Find the string "างภาคร" in the records. Copy every line it appears in.

————

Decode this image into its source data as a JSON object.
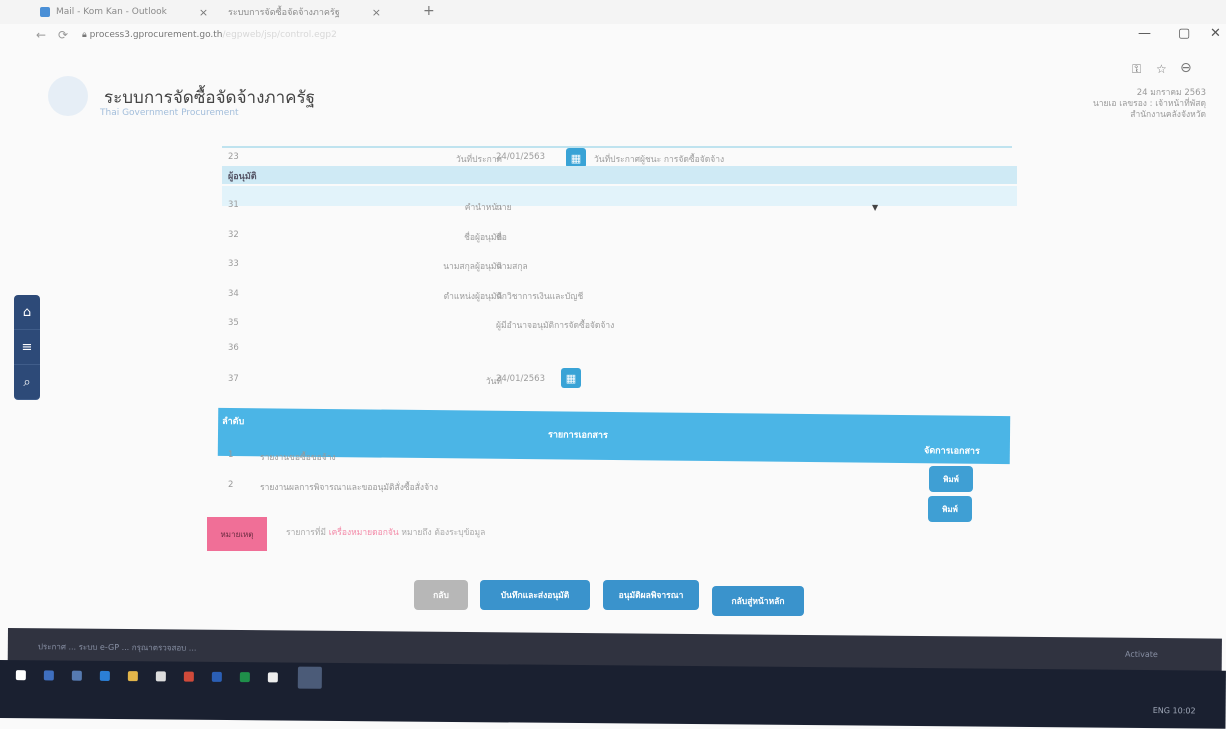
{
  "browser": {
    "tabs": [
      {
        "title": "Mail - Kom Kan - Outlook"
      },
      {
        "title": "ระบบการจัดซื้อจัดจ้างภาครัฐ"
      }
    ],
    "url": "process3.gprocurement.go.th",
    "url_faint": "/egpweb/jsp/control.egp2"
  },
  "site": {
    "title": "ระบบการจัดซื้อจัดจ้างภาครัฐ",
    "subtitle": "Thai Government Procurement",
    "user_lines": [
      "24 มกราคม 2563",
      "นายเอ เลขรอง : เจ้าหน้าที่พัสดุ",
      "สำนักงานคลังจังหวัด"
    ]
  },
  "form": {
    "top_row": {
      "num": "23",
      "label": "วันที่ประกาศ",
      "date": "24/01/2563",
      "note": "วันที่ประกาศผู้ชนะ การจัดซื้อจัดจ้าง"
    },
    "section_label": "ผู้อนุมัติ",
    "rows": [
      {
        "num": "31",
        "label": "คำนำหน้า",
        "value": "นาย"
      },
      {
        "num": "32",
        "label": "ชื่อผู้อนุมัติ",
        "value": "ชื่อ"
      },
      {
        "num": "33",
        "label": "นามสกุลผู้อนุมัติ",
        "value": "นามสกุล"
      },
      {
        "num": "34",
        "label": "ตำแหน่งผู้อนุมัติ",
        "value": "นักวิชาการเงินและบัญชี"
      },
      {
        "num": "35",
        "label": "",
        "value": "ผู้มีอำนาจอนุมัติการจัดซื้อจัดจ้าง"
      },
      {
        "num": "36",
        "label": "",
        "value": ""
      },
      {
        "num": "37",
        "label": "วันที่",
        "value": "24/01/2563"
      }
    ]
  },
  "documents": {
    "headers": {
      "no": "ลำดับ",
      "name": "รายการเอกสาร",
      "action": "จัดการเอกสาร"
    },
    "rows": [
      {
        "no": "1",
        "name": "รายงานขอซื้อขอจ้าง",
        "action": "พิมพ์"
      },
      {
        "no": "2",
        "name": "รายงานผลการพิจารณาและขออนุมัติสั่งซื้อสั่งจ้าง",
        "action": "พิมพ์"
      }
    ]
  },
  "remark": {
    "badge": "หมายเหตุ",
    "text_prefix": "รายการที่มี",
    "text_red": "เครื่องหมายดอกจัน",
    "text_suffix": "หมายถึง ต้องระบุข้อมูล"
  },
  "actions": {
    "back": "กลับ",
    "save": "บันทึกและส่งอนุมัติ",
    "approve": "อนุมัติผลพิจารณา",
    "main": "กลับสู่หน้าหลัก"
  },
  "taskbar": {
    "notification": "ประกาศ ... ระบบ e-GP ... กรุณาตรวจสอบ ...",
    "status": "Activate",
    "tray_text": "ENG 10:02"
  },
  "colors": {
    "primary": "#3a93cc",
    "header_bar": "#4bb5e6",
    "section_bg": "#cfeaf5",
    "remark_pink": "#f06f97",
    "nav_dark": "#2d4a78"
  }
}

————

• EXPECTED ANSWER:
        "title": "ระบบการจัดซื้อจัดจ้างภาครัฐ"
    "title": "ระบบการจัดซื้อจัดจ้างภาครัฐ",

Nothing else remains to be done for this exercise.